(Entries with figure data)
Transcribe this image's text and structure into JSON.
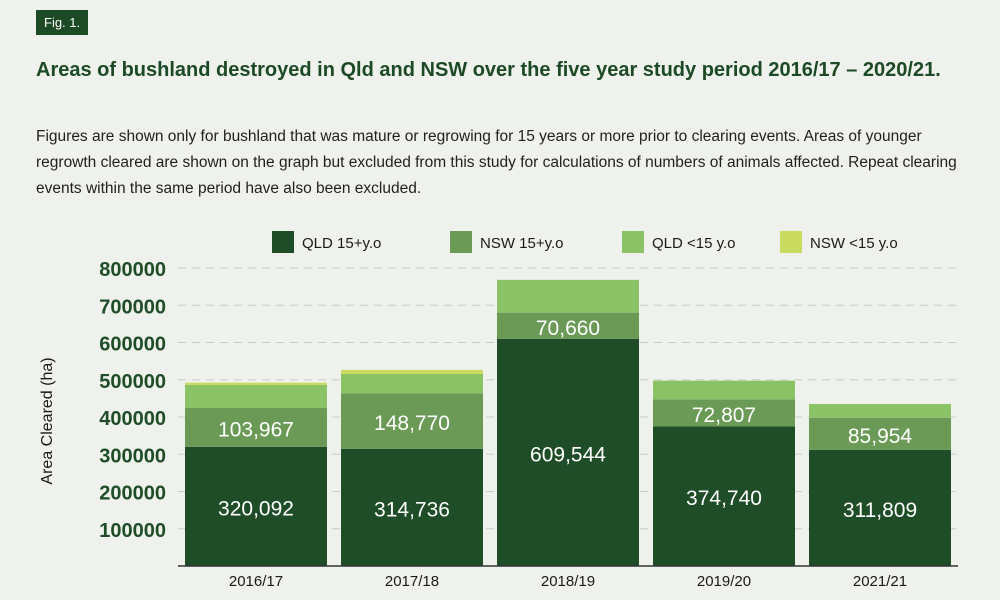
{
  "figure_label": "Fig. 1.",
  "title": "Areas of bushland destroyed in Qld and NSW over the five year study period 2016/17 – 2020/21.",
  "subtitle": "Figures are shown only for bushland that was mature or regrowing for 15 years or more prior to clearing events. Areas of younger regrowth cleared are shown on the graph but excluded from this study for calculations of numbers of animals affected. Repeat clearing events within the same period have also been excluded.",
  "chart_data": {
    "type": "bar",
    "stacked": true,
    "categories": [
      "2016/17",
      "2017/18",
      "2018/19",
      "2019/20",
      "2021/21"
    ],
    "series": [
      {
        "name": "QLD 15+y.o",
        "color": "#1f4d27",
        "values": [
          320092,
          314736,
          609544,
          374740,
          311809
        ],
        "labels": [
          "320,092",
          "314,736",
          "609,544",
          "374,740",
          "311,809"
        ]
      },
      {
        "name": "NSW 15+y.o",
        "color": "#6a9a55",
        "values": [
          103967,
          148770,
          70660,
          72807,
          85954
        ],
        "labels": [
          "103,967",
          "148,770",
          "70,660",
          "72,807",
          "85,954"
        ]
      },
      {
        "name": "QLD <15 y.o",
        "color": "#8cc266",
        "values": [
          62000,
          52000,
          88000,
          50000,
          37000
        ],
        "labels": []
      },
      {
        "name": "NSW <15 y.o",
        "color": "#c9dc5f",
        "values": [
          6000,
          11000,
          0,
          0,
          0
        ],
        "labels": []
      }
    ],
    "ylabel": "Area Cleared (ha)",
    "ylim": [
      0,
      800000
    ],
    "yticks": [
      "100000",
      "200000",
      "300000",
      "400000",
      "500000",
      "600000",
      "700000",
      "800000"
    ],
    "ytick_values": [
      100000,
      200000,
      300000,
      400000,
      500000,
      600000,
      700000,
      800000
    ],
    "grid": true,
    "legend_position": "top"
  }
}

_TO BE DONE_
Make an exact copy of the records above, with the pictures left out.

_RESPONSE BELOW_
Transcribe this image's text and structure into JSON.
{
  "figure_label": "Fig. 1.",
  "title": "Areas of bushland destroyed in Qld and NSW over the five year study period 2016/17 – 2020/21.",
  "subtitle": "Figures are shown only for bushland that was mature or regrowing for 15 years or more prior to clearing events. Areas of younger regrowth cleared are shown on the graph but excluded from this study for calculations of numbers of animals affected. Repeat clearing events within the same period have also been excluded.",
  "chart_data": {
    "type": "bar",
    "stacked": true,
    "categories": [
      "2016/17",
      "2017/18",
      "2018/19",
      "2019/20",
      "2021/21"
    ],
    "series": [
      {
        "name": "QLD 15+y.o",
        "color": "#1f4d27",
        "values": [
          320092,
          314736,
          609544,
          374740,
          311809
        ],
        "labels": [
          "320,092",
          "314,736",
          "609,544",
          "374,740",
          "311,809"
        ]
      },
      {
        "name": "NSW 15+y.o",
        "color": "#6a9a55",
        "values": [
          103967,
          148770,
          70660,
          72807,
          85954
        ],
        "labels": [
          "103,967",
          "148,770",
          "70,660",
          "72,807",
          "85,954"
        ]
      },
      {
        "name": "QLD <15 y.o",
        "color": "#8cc266",
        "values": [
          62000,
          52000,
          88000,
          50000,
          37000
        ],
        "labels": []
      },
      {
        "name": "NSW <15 y.o",
        "color": "#c9dc5f",
        "values": [
          6000,
          11000,
          0,
          0,
          0
        ],
        "labels": []
      }
    ],
    "ylabel": "Area Cleared (ha)",
    "ylim": [
      0,
      800000
    ],
    "yticks": [
      "100000",
      "200000",
      "300000",
      "400000",
      "500000",
      "600000",
      "700000",
      "800000"
    ],
    "ytick_values": [
      100000,
      200000,
      300000,
      400000,
      500000,
      600000,
      700000,
      800000
    ],
    "grid": true,
    "legend_position": "top"
  }
}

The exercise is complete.